• [What to produce]: Give the lines as a numbered list, starting at the first line and stopping after the line that contains "935, 789, 963]". Leave out any blank lines.

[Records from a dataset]
⟨

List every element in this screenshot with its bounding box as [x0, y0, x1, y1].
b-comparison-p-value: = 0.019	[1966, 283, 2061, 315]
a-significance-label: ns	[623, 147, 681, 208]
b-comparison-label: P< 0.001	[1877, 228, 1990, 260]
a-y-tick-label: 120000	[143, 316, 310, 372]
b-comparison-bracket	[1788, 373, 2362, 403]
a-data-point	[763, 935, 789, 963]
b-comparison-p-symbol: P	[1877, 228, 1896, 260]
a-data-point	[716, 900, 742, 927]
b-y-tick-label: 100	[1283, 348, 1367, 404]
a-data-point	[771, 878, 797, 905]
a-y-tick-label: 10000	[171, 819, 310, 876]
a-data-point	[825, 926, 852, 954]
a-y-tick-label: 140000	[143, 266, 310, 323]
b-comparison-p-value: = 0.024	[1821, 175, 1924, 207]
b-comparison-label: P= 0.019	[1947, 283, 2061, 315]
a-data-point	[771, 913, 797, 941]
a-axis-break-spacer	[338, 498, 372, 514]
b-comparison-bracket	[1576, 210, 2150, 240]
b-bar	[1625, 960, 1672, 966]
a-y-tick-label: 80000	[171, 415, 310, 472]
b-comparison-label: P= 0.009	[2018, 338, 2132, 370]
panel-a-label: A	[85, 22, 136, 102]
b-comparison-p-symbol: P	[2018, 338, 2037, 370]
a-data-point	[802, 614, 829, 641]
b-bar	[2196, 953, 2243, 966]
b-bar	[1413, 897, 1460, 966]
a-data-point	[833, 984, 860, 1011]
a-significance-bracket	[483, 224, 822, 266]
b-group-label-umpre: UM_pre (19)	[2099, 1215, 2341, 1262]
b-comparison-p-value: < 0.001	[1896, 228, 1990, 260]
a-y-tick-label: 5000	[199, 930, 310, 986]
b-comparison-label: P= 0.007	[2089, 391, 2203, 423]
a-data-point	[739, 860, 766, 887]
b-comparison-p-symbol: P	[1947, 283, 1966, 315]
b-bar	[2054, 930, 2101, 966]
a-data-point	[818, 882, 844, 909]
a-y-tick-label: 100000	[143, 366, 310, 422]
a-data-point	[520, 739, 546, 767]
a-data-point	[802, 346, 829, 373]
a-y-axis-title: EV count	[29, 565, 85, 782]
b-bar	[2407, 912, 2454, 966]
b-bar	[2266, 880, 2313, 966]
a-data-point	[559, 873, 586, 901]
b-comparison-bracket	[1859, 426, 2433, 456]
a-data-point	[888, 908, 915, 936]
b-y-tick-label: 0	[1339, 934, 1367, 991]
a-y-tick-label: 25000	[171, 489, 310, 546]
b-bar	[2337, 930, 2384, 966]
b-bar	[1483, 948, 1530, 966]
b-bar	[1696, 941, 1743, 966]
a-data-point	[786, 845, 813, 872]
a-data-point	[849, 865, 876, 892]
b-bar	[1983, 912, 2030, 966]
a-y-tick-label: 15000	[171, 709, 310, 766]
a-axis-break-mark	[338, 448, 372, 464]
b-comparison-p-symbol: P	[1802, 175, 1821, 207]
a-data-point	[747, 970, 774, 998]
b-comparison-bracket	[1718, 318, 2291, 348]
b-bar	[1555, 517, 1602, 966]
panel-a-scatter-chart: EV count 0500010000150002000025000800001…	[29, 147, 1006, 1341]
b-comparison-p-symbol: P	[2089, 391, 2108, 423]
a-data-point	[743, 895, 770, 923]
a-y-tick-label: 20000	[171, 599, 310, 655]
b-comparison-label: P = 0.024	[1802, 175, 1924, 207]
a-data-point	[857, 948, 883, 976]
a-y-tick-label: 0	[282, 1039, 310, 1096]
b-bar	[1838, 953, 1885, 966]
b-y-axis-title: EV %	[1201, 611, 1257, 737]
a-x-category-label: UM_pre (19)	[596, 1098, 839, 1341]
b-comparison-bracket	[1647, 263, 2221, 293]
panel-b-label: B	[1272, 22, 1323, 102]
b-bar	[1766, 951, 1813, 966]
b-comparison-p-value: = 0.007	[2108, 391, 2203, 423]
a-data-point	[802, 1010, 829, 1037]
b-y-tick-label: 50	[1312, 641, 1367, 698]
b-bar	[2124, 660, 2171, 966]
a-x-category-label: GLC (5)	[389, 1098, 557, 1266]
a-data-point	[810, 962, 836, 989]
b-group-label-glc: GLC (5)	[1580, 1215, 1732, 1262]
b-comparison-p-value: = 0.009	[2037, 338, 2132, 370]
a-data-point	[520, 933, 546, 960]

⟩

• [Response below]:
1. List every element in this screenshot with its bounding box as [x0, y0, x1, y1].
2. b-comparison-p-value: = 0.019	[1966, 283, 2061, 315]
3. a-significance-label: ns	[623, 147, 681, 208]
4. b-comparison-label: P< 0.001	[1877, 228, 1990, 260]
5. a-y-tick-label: 120000	[143, 316, 310, 372]
6. b-comparison-bracket	[1788, 373, 2362, 403]
7. a-data-point	[763, 935, 789, 963]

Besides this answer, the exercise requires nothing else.